begin MATERIAL TO PROCESS
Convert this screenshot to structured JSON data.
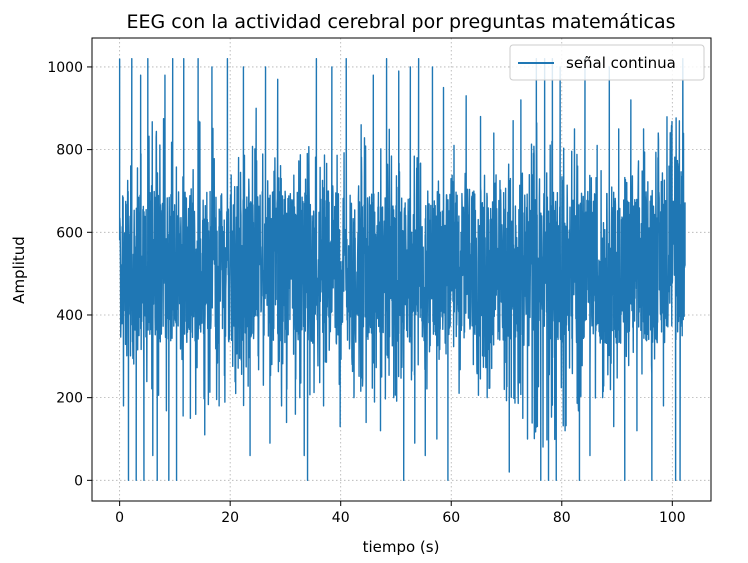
{
  "chart_data": {
    "type": "line",
    "title": "EEG con la actividad cerebral por preguntas matemáticas",
    "xlabel": "tiempo (s)",
    "ylabel": "Amplitud",
    "xlim": [
      -5,
      107
    ],
    "ylim": [
      -50,
      1070
    ],
    "xticks": [
      0,
      20,
      40,
      60,
      80,
      100
    ],
    "yticks": [
      0,
      200,
      400,
      600,
      800,
      1000
    ],
    "xtick_labels": [
      "0",
      "20",
      "40",
      "60",
      "80",
      "100"
    ],
    "ytick_labels": [
      "0",
      "200",
      "400",
      "600",
      "800",
      "1000"
    ],
    "grid": true,
    "grid_style": "dotted",
    "legend_position": "top-right",
    "series": [
      {
        "name": "señal continua",
        "color": "#1f77b4",
        "x_range": [
          0,
          102.3
        ],
        "y_range": [
          0,
          1023
        ],
        "typical_band": [
          330,
          700
        ],
        "mean": 512,
        "envelope": [
          {
            "x": 0,
            "low": 320,
            "high": 700
          },
          {
            "x": 5,
            "low": 150,
            "high": 870
          },
          {
            "x": 10,
            "low": 120,
            "high": 900
          },
          {
            "x": 20,
            "low": 170,
            "high": 830
          },
          {
            "x": 30,
            "low": 210,
            "high": 800
          },
          {
            "x": 40,
            "low": 190,
            "high": 820
          },
          {
            "x": 50,
            "low": 180,
            "high": 860
          },
          {
            "x": 60,
            "low": 210,
            "high": 740
          },
          {
            "x": 70,
            "low": 180,
            "high": 760
          },
          {
            "x": 77,
            "low": 60,
            "high": 930
          },
          {
            "x": 85,
            "low": 200,
            "high": 750
          },
          {
            "x": 95,
            "low": 170,
            "high": 800
          },
          {
            "x": 102.3,
            "low": 520,
            "high": 1000
          }
        ],
        "spikes": [
          {
            "x": 0,
            "y": 1020
          },
          {
            "x": 0.7,
            "y": 180
          },
          {
            "x": 1.6,
            "y": 0
          },
          {
            "x": 2.2,
            "y": 1020
          },
          {
            "x": 3.0,
            "y": 0
          },
          {
            "x": 3.8,
            "y": 980
          },
          {
            "x": 4.4,
            "y": 0
          },
          {
            "x": 5.1,
            "y": 1020
          },
          {
            "x": 6.0,
            "y": 60
          },
          {
            "x": 6.8,
            "y": 0
          },
          {
            "x": 8.2,
            "y": 980
          },
          {
            "x": 8.9,
            "y": 0
          },
          {
            "x": 9.6,
            "y": 1020
          },
          {
            "x": 10.3,
            "y": 0
          },
          {
            "x": 11.6,
            "y": 1020
          },
          {
            "x": 12.8,
            "y": 150
          },
          {
            "x": 14.2,
            "y": 1020
          },
          {
            "x": 15.4,
            "y": 110
          },
          {
            "x": 16.7,
            "y": 1000
          },
          {
            "x": 18.0,
            "y": 180
          },
          {
            "x": 19.5,
            "y": 1020
          },
          {
            "x": 21.0,
            "y": 210
          },
          {
            "x": 22.4,
            "y": 1000
          },
          {
            "x": 23.6,
            "y": 60
          },
          {
            "x": 24.7,
            "y": 900
          },
          {
            "x": 26.4,
            "y": 1000
          },
          {
            "x": 27.2,
            "y": 90
          },
          {
            "x": 28.6,
            "y": 970
          },
          {
            "x": 29.3,
            "y": 180
          },
          {
            "x": 30.2,
            "y": 140
          },
          {
            "x": 31.8,
            "y": 160
          },
          {
            "x": 32.6,
            "y": 200
          },
          {
            "x": 33.4,
            "y": 60
          },
          {
            "x": 34.0,
            "y": 0
          },
          {
            "x": 35.6,
            "y": 1020
          },
          {
            "x": 36.9,
            "y": 180
          },
          {
            "x": 38.4,
            "y": 1000
          },
          {
            "x": 39.9,
            "y": 130
          },
          {
            "x": 41.0,
            "y": 1020
          },
          {
            "x": 42.4,
            "y": 200
          },
          {
            "x": 43.7,
            "y": 860
          },
          {
            "x": 44.6,
            "y": 140
          },
          {
            "x": 45.9,
            "y": 980
          },
          {
            "x": 47.2,
            "y": 120
          },
          {
            "x": 48.3,
            "y": 1020
          },
          {
            "x": 49.6,
            "y": 200
          },
          {
            "x": 50.5,
            "y": 990
          },
          {
            "x": 51.4,
            "y": 0
          },
          {
            "x": 52.6,
            "y": 1000
          },
          {
            "x": 53.4,
            "y": 90
          },
          {
            "x": 54.1,
            "y": 1020
          },
          {
            "x": 55.3,
            "y": 60
          },
          {
            "x": 56.6,
            "y": 1000
          },
          {
            "x": 57.4,
            "y": 100
          },
          {
            "x": 58.6,
            "y": 950
          },
          {
            "x": 59.4,
            "y": 0
          },
          {
            "x": 60.5,
            "y": 810
          },
          {
            "x": 62.7,
            "y": 930
          },
          {
            "x": 64.0,
            "y": 280
          },
          {
            "x": 65.3,
            "y": 880
          },
          {
            "x": 66.5,
            "y": 200
          },
          {
            "x": 67.7,
            "y": 840
          },
          {
            "x": 69.6,
            "y": 220
          },
          {
            "x": 70.5,
            "y": 20
          },
          {
            "x": 71.2,
            "y": 870
          },
          {
            "x": 72.6,
            "y": 920
          },
          {
            "x": 73.8,
            "y": 100
          },
          {
            "x": 75.4,
            "y": 1020
          },
          {
            "x": 76.2,
            "y": 0
          },
          {
            "x": 76.9,
            "y": 1020
          },
          {
            "x": 77.6,
            "y": 0
          },
          {
            "x": 78.3,
            "y": 1020
          },
          {
            "x": 79.0,
            "y": 0
          },
          {
            "x": 79.7,
            "y": 1000
          },
          {
            "x": 80.6,
            "y": 120
          },
          {
            "x": 82.3,
            "y": 850
          },
          {
            "x": 83.2,
            "y": 0
          },
          {
            "x": 84.2,
            "y": 1020
          },
          {
            "x": 85.1,
            "y": 60
          },
          {
            "x": 86.4,
            "y": 810
          },
          {
            "x": 87.4,
            "y": 200
          },
          {
            "x": 88.6,
            "y": 1000
          },
          {
            "x": 89.4,
            "y": 130
          },
          {
            "x": 90.3,
            "y": 850
          },
          {
            "x": 91.4,
            "y": 0
          },
          {
            "x": 92.5,
            "y": 920
          },
          {
            "x": 93.6,
            "y": 120
          },
          {
            "x": 94.8,
            "y": 850
          },
          {
            "x": 96.3,
            "y": 0
          },
          {
            "x": 97.4,
            "y": 780
          },
          {
            "x": 98.4,
            "y": 180
          },
          {
            "x": 99.4,
            "y": 760
          },
          {
            "x": 100.6,
            "y": 0
          },
          {
            "x": 101.4,
            "y": 0
          },
          {
            "x": 101.9,
            "y": 1020
          },
          {
            "x": 102.3,
            "y": 520
          }
        ]
      }
    ]
  }
}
end MATERIAL TO PROCESS
Reproduce each line word for word and drop the pictures.

## [WRITTEN REPLY]
Convert this screenshot to structured JSON data.
{
  "chart_data": {
    "type": "line",
    "title": "EEG con la actividad cerebral por preguntas matemáticas",
    "xlabel": "tiempo (s)",
    "ylabel": "Amplitud",
    "xlim": [
      -5,
      107
    ],
    "ylim": [
      -50,
      1070
    ],
    "xticks": [
      0,
      20,
      40,
      60,
      80,
      100
    ],
    "yticks": [
      0,
      200,
      400,
      600,
      800,
      1000
    ],
    "xtick_labels": [
      "0",
      "20",
      "40",
      "60",
      "80",
      "100"
    ],
    "ytick_labels": [
      "0",
      "200",
      "400",
      "600",
      "800",
      "1000"
    ],
    "grid": true,
    "grid_style": "dotted",
    "legend_position": "top-right",
    "series": [
      {
        "name": "señal continua",
        "color": "#1f77b4",
        "x_range": [
          0,
          102.3
        ],
        "y_range": [
          0,
          1023
        ],
        "typical_band": [
          330,
          700
        ],
        "mean": 512,
        "envelope": [
          {
            "x": 0,
            "low": 320,
            "high": 700
          },
          {
            "x": 5,
            "low": 150,
            "high": 870
          },
          {
            "x": 10,
            "low": 120,
            "high": 900
          },
          {
            "x": 20,
            "low": 170,
            "high": 830
          },
          {
            "x": 30,
            "low": 210,
            "high": 800
          },
          {
            "x": 40,
            "low": 190,
            "high": 820
          },
          {
            "x": 50,
            "low": 180,
            "high": 860
          },
          {
            "x": 60,
            "low": 210,
            "high": 740
          },
          {
            "x": 70,
            "low": 180,
            "high": 760
          },
          {
            "x": 77,
            "low": 60,
            "high": 930
          },
          {
            "x": 85,
            "low": 200,
            "high": 750
          },
          {
            "x": 95,
            "low": 170,
            "high": 800
          },
          {
            "x": 102.3,
            "low": 520,
            "high": 1000
          }
        ],
        "spikes": [
          {
            "x": 0,
            "y": 1020
          },
          {
            "x": 0.7,
            "y": 180
          },
          {
            "x": 1.6,
            "y": 0
          },
          {
            "x": 2.2,
            "y": 1020
          },
          {
            "x": 3.0,
            "y": 0
          },
          {
            "x": 3.8,
            "y": 980
          },
          {
            "x": 4.4,
            "y": 0
          },
          {
            "x": 5.1,
            "y": 1020
          },
          {
            "x": 6.0,
            "y": 60
          },
          {
            "x": 6.8,
            "y": 0
          },
          {
            "x": 8.2,
            "y": 980
          },
          {
            "x": 8.9,
            "y": 0
          },
          {
            "x": 9.6,
            "y": 1020
          },
          {
            "x": 10.3,
            "y": 0
          },
          {
            "x": 11.6,
            "y": 1020
          },
          {
            "x": 12.8,
            "y": 150
          },
          {
            "x": 14.2,
            "y": 1020
          },
          {
            "x": 15.4,
            "y": 110
          },
          {
            "x": 16.7,
            "y": 1000
          },
          {
            "x": 18.0,
            "y": 180
          },
          {
            "x": 19.5,
            "y": 1020
          },
          {
            "x": 21.0,
            "y": 210
          },
          {
            "x": 22.4,
            "y": 1000
          },
          {
            "x": 23.6,
            "y": 60
          },
          {
            "x": 24.7,
            "y": 900
          },
          {
            "x": 26.4,
            "y": 1000
          },
          {
            "x": 27.2,
            "y": 90
          },
          {
            "x": 28.6,
            "y": 970
          },
          {
            "x": 29.3,
            "y": 180
          },
          {
            "x": 30.2,
            "y": 140
          },
          {
            "x": 31.8,
            "y": 160
          },
          {
            "x": 32.6,
            "y": 200
          },
          {
            "x": 33.4,
            "y": 60
          },
          {
            "x": 34.0,
            "y": 0
          },
          {
            "x": 35.6,
            "y": 1020
          },
          {
            "x": 36.9,
            "y": 180
          },
          {
            "x": 38.4,
            "y": 1000
          },
          {
            "x": 39.9,
            "y": 130
          },
          {
            "x": 41.0,
            "y": 1020
          },
          {
            "x": 42.4,
            "y": 200
          },
          {
            "x": 43.7,
            "y": 860
          },
          {
            "x": 44.6,
            "y": 140
          },
          {
            "x": 45.9,
            "y": 980
          },
          {
            "x": 47.2,
            "y": 120
          },
          {
            "x": 48.3,
            "y": 1020
          },
          {
            "x": 49.6,
            "y": 200
          },
          {
            "x": 50.5,
            "y": 990
          },
          {
            "x": 51.4,
            "y": 0
          },
          {
            "x": 52.6,
            "y": 1000
          },
          {
            "x": 53.4,
            "y": 90
          },
          {
            "x": 54.1,
            "y": 1020
          },
          {
            "x": 55.3,
            "y": 60
          },
          {
            "x": 56.6,
            "y": 1000
          },
          {
            "x": 57.4,
            "y": 100
          },
          {
            "x": 58.6,
            "y": 950
          },
          {
            "x": 59.4,
            "y": 0
          },
          {
            "x": 60.5,
            "y": 810
          },
          {
            "x": 62.7,
            "y": 930
          },
          {
            "x": 64.0,
            "y": 280
          },
          {
            "x": 65.3,
            "y": 880
          },
          {
            "x": 66.5,
            "y": 200
          },
          {
            "x": 67.7,
            "y": 840
          },
          {
            "x": 69.6,
            "y": 220
          },
          {
            "x": 70.5,
            "y": 20
          },
          {
            "x": 71.2,
            "y": 870
          },
          {
            "x": 72.6,
            "y": 920
          },
          {
            "x": 73.8,
            "y": 100
          },
          {
            "x": 75.4,
            "y": 1020
          },
          {
            "x": 76.2,
            "y": 0
          },
          {
            "x": 76.9,
            "y": 1020
          },
          {
            "x": 77.6,
            "y": 0
          },
          {
            "x": 78.3,
            "y": 1020
          },
          {
            "x": 79.0,
            "y": 0
          },
          {
            "x": 79.7,
            "y": 1000
          },
          {
            "x": 80.6,
            "y": 120
          },
          {
            "x": 82.3,
            "y": 850
          },
          {
            "x": 83.2,
            "y": 0
          },
          {
            "x": 84.2,
            "y": 1020
          },
          {
            "x": 85.1,
            "y": 60
          },
          {
            "x": 86.4,
            "y": 810
          },
          {
            "x": 87.4,
            "y": 200
          },
          {
            "x": 88.6,
            "y": 1000
          },
          {
            "x": 89.4,
            "y": 130
          },
          {
            "x": 90.3,
            "y": 850
          },
          {
            "x": 91.4,
            "y": 0
          },
          {
            "x": 92.5,
            "y": 920
          },
          {
            "x": 93.6,
            "y": 120
          },
          {
            "x": 94.8,
            "y": 850
          },
          {
            "x": 96.3,
            "y": 0
          },
          {
            "x": 97.4,
            "y": 780
          },
          {
            "x": 98.4,
            "y": 180
          },
          {
            "x": 99.4,
            "y": 760
          },
          {
            "x": 100.6,
            "y": 0
          },
          {
            "x": 101.4,
            "y": 0
          },
          {
            "x": 101.9,
            "y": 1020
          },
          {
            "x": 102.3,
            "y": 520
          }
        ]
      }
    ]
  }
}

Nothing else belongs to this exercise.